# SET PROBLEM
Once the pictures are set aside, transcribe the remaining data exactly.

(Data items)
........

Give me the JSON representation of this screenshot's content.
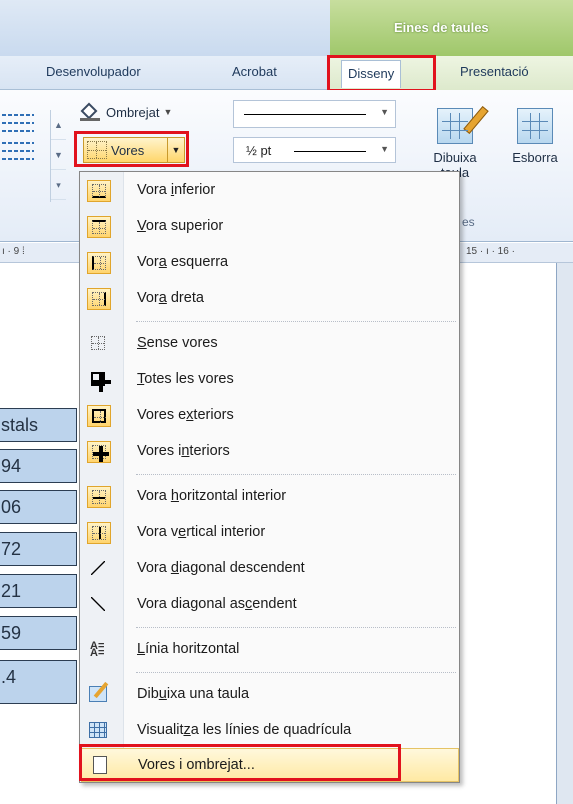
{
  "ribbon": {
    "context_title": "Eines de taules",
    "tabs": [
      {
        "label": "Desenvolupador"
      },
      {
        "label": "Acrobat"
      },
      {
        "label": "Disseny"
      },
      {
        "label": "Presentació"
      }
    ],
    "shading_label": "Ombrejat",
    "borders_label": "Vores",
    "pen_weight": "½ pt",
    "draw_table": [
      "Dibuixa",
      "taula"
    ],
    "eraser": "Esborra",
    "group_fragment": "es"
  },
  "ruler": {
    "left_ticks": "ı · 9 ⁞",
    "right_ticks": "15 · ı · 16 ·"
  },
  "table_cells": [
    "stals",
    "94",
    "06",
    "72",
    "21",
    "59",
    ".4"
  ],
  "menu": {
    "items": [
      {
        "pre": "Vora ",
        "u": "i",
        "post": "nferior",
        "icon": "border-bottom-icon"
      },
      {
        "pre": "",
        "u": "V",
        "post": "ora superior",
        "icon": "border-top-icon"
      },
      {
        "pre": "Vor",
        "u": "a",
        "post": " esquerra",
        "icon": "border-left-icon"
      },
      {
        "pre": "Vor",
        "u": "a",
        "post": " dreta",
        "icon": "border-right-icon"
      },
      {
        "pre": "",
        "u": "S",
        "post": "ense vores",
        "icon": "no-border-icon"
      },
      {
        "pre": "",
        "u": "T",
        "post": "otes les vores",
        "icon": "all-borders-icon"
      },
      {
        "pre": "Vores e",
        "u": "x",
        "post": "teriors",
        "icon": "outside-borders-icon"
      },
      {
        "pre": "Vores i",
        "u": "n",
        "post": "teriors",
        "icon": "inside-borders-icon"
      },
      {
        "pre": "Vora ",
        "u": "h",
        "post": "oritzontal interior",
        "icon": "inside-horizontal-border-icon"
      },
      {
        "pre": "Vora v",
        "u": "e",
        "post": "rtical interior",
        "icon": "inside-vertical-border-icon"
      },
      {
        "pre": "Vora ",
        "u": "d",
        "post": "iagonal descendent",
        "icon": "diagonal-down-border-icon"
      },
      {
        "pre": "Vora diagonal as",
        "u": "c",
        "post": "endent",
        "icon": "diagonal-up-border-icon"
      },
      {
        "pre": "",
        "u": "L",
        "post": "ínia horitzontal",
        "icon": "horizontal-line-icon"
      },
      {
        "pre": "Dib",
        "u": "u",
        "post": "ixa una taula",
        "icon": "draw-table-icon"
      },
      {
        "pre": "Visualit",
        "u": "z",
        "post": "a les línies de quadrícula",
        "icon": "view-gridlines-icon"
      },
      {
        "pre": "Vores i ombrejat...",
        "u": "",
        "post": "",
        "icon": "borders-and-shading-icon"
      }
    ]
  },
  "colors": {
    "highlight_red": "#e1121d",
    "context_green": "#9fc76a",
    "table_fill": "#bcd3ec",
    "hover_yellow": "#ffd66b"
  }
}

........

# ANSWER TO THIS EXERCISE
Give me the JSON representation of this screenshot's content.
{
  "ribbon": {
    "context_title": "Eines de taules",
    "tabs": [
      {
        "label": "Desenvolupador"
      },
      {
        "label": "Acrobat"
      },
      {
        "label": "Disseny"
      },
      {
        "label": "Presentació"
      }
    ],
    "shading_label": "Ombrejat",
    "borders_label": "Vores",
    "pen_weight": "½ pt",
    "draw_table": [
      "Dibuixa",
      "taula"
    ],
    "eraser": "Esborra",
    "group_fragment": "es"
  },
  "ruler": {
    "left_ticks": "ı · 9 ⁞",
    "right_ticks": "15 · ı · 16 ·"
  },
  "table_cells": [
    "stals",
    "94",
    "06",
    "72",
    "21",
    "59",
    ".4"
  ],
  "menu": {
    "items": [
      {
        "pre": "Vora ",
        "u": "i",
        "post": "nferior",
        "icon": "border-bottom-icon"
      },
      {
        "pre": "",
        "u": "V",
        "post": "ora superior",
        "icon": "border-top-icon"
      },
      {
        "pre": "Vor",
        "u": "a",
        "post": " esquerra",
        "icon": "border-left-icon"
      },
      {
        "pre": "Vor",
        "u": "a",
        "post": " dreta",
        "icon": "border-right-icon"
      },
      {
        "pre": "",
        "u": "S",
        "post": "ense vores",
        "icon": "no-border-icon"
      },
      {
        "pre": "",
        "u": "T",
        "post": "otes les vores",
        "icon": "all-borders-icon"
      },
      {
        "pre": "Vores e",
        "u": "x",
        "post": "teriors",
        "icon": "outside-borders-icon"
      },
      {
        "pre": "Vores i",
        "u": "n",
        "post": "teriors",
        "icon": "inside-borders-icon"
      },
      {
        "pre": "Vora ",
        "u": "h",
        "post": "oritzontal interior",
        "icon": "inside-horizontal-border-icon"
      },
      {
        "pre": "Vora v",
        "u": "e",
        "post": "rtical interior",
        "icon": "inside-vertical-border-icon"
      },
      {
        "pre": "Vora ",
        "u": "d",
        "post": "iagonal descendent",
        "icon": "diagonal-down-border-icon"
      },
      {
        "pre": "Vora diagonal as",
        "u": "c",
        "post": "endent",
        "icon": "diagonal-up-border-icon"
      },
      {
        "pre": "",
        "u": "L",
        "post": "ínia horitzontal",
        "icon": "horizontal-line-icon"
      },
      {
        "pre": "Dib",
        "u": "u",
        "post": "ixa una taula",
        "icon": "draw-table-icon"
      },
      {
        "pre": "Visualit",
        "u": "z",
        "post": "a les línies de quadrícula",
        "icon": "view-gridlines-icon"
      },
      {
        "pre": "Vores i ombrejat...",
        "u": "",
        "post": "",
        "icon": "borders-and-shading-icon"
      }
    ]
  },
  "colors": {
    "highlight_red": "#e1121d",
    "context_green": "#9fc76a",
    "table_fill": "#bcd3ec",
    "hover_yellow": "#ffd66b"
  }
}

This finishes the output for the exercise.